### Data to use:
↓

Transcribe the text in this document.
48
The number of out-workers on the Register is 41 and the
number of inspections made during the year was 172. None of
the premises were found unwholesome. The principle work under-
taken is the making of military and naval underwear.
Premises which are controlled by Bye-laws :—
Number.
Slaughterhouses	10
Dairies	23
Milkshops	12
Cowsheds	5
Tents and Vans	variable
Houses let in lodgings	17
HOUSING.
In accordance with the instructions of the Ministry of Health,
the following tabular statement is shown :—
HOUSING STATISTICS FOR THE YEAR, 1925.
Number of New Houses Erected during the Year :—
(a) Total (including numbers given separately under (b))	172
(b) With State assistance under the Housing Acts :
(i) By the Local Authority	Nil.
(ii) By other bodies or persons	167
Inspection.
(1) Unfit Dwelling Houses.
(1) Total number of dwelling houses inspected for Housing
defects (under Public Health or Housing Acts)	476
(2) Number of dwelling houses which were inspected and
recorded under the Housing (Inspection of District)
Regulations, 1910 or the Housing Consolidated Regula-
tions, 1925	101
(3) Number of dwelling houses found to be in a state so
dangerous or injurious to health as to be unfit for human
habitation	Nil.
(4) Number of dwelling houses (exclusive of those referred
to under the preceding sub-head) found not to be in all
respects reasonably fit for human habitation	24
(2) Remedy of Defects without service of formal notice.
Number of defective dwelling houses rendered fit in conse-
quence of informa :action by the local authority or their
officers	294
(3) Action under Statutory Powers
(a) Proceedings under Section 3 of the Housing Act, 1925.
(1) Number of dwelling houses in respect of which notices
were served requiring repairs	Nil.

↑
↓

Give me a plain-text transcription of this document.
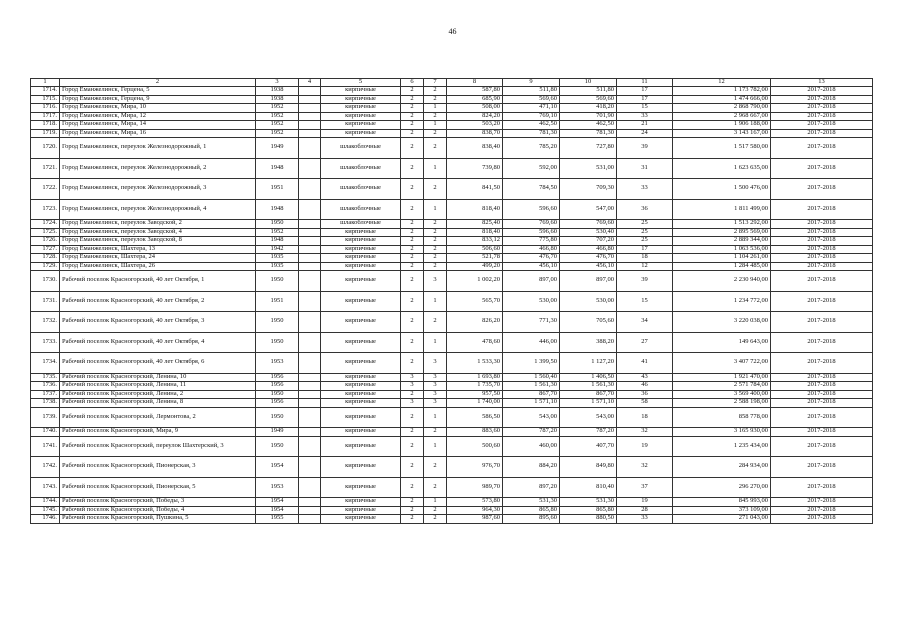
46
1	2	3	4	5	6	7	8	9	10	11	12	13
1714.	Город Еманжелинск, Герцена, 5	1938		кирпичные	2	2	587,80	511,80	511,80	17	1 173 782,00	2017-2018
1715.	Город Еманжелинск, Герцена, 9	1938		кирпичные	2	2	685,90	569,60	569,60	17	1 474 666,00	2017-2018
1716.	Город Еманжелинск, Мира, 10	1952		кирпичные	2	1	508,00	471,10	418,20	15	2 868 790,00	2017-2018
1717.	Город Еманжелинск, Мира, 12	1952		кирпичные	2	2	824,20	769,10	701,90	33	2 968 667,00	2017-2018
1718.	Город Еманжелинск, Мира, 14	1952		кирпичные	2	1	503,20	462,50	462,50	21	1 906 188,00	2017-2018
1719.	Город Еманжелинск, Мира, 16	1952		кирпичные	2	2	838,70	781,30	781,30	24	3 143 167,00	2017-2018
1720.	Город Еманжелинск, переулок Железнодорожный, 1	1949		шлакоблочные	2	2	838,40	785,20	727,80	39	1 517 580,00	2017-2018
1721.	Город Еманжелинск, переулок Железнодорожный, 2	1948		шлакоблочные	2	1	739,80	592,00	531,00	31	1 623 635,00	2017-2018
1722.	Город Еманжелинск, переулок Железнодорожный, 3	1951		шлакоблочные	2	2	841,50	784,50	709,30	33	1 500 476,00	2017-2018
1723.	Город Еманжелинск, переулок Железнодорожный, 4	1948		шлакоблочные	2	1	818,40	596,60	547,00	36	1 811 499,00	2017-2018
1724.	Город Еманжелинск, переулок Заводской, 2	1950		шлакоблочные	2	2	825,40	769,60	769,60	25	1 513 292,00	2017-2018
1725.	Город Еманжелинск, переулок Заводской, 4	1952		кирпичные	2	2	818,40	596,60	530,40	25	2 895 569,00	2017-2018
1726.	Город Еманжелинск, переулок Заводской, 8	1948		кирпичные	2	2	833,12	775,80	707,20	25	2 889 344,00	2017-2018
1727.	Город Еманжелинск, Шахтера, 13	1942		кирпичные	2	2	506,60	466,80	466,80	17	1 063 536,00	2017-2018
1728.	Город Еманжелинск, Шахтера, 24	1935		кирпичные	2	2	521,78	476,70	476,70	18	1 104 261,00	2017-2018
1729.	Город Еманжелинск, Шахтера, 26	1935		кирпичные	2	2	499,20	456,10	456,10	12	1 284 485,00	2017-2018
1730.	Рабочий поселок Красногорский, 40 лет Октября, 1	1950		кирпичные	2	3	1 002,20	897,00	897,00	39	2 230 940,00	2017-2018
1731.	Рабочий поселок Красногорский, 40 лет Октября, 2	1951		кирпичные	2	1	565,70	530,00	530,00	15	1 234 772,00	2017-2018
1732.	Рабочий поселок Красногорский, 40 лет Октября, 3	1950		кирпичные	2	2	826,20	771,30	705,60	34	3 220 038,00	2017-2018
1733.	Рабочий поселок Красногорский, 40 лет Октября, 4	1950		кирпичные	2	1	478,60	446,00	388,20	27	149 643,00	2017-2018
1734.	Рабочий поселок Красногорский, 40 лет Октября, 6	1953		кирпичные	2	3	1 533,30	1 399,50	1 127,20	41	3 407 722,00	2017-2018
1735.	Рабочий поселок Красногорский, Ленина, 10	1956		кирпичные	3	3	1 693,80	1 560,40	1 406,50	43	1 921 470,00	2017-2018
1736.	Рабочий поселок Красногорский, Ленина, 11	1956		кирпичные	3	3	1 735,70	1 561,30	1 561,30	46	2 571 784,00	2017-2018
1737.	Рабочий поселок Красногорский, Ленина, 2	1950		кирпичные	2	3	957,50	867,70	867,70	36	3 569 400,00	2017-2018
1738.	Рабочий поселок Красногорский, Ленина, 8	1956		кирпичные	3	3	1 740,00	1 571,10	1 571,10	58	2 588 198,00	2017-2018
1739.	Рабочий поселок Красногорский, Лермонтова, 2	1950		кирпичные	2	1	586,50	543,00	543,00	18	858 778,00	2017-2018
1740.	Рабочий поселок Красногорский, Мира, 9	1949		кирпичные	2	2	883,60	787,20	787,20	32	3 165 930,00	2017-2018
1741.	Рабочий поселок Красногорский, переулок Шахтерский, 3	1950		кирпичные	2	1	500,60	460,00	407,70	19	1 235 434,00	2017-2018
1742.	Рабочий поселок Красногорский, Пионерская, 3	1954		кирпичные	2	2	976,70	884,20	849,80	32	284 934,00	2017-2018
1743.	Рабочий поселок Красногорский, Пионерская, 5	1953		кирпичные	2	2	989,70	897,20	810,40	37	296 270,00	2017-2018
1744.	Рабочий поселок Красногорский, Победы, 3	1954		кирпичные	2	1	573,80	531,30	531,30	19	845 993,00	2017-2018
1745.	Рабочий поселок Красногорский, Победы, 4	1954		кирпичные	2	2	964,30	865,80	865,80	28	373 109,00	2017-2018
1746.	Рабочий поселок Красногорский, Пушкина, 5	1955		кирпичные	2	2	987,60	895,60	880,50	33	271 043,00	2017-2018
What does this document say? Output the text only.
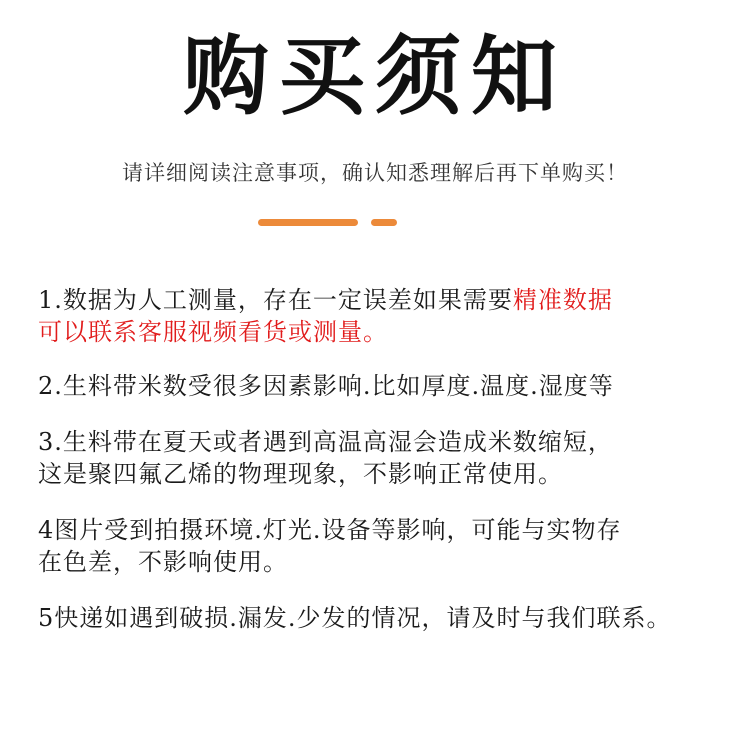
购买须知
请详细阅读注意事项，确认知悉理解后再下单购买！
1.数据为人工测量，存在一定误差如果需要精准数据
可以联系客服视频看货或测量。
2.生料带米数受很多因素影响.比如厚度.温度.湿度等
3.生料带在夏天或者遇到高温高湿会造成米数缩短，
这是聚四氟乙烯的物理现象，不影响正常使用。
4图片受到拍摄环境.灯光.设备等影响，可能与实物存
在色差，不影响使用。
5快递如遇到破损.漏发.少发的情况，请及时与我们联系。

↑
↓

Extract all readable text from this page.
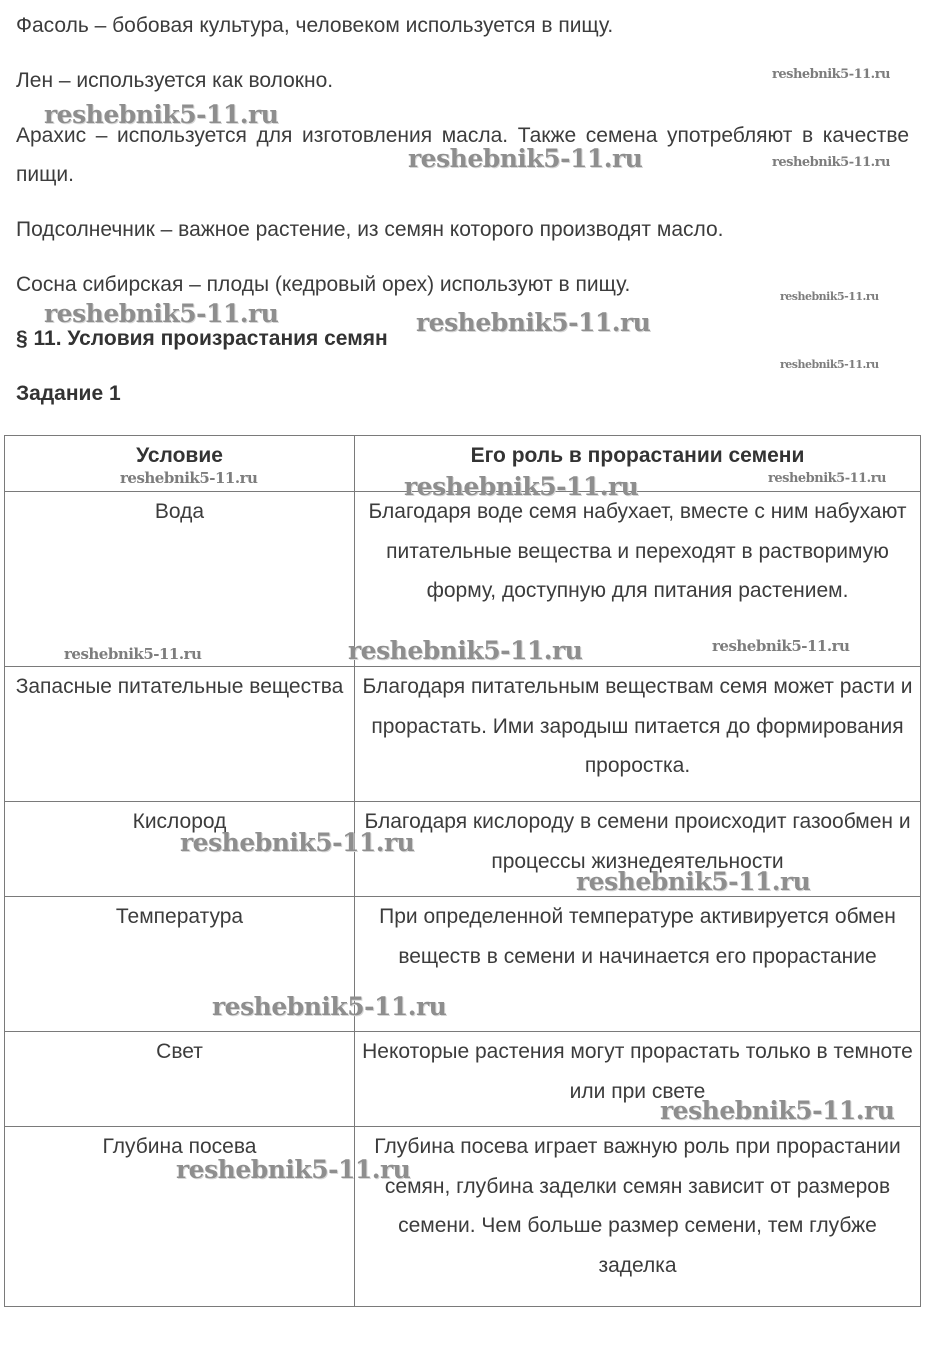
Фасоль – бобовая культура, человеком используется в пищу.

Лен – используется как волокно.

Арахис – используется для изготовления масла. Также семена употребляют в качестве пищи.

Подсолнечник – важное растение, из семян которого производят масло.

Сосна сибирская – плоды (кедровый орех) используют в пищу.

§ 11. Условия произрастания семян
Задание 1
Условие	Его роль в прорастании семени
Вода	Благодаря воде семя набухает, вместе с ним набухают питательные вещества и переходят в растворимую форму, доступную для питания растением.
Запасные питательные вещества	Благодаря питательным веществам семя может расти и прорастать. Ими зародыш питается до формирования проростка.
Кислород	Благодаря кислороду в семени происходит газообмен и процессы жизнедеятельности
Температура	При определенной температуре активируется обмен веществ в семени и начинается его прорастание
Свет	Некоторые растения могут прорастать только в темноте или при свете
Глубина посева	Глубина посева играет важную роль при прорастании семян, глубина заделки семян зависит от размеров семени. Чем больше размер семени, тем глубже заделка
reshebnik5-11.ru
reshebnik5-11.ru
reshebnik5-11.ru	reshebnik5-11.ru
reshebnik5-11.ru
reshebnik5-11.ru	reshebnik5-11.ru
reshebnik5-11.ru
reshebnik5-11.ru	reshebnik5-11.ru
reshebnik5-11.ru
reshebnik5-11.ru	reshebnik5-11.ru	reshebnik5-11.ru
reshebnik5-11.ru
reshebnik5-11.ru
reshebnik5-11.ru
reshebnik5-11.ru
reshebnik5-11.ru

↑

### The exercise:
For each line of the entries that includes "Благодаря", show that line.

### Task result:
Вода	Благодаря воде семя набухает, вместе с ним набухают питательные вещества и переходят в растворимую форму, доступную для питания растением.
Запасные питательные вещества	Благодаря питательным веществам семя может расти и прорастать. Ими зародыш питается до формирования проростка.
Кислород	Благодаря кислороду в семени происходит газообмен и процессы жизнедеятельности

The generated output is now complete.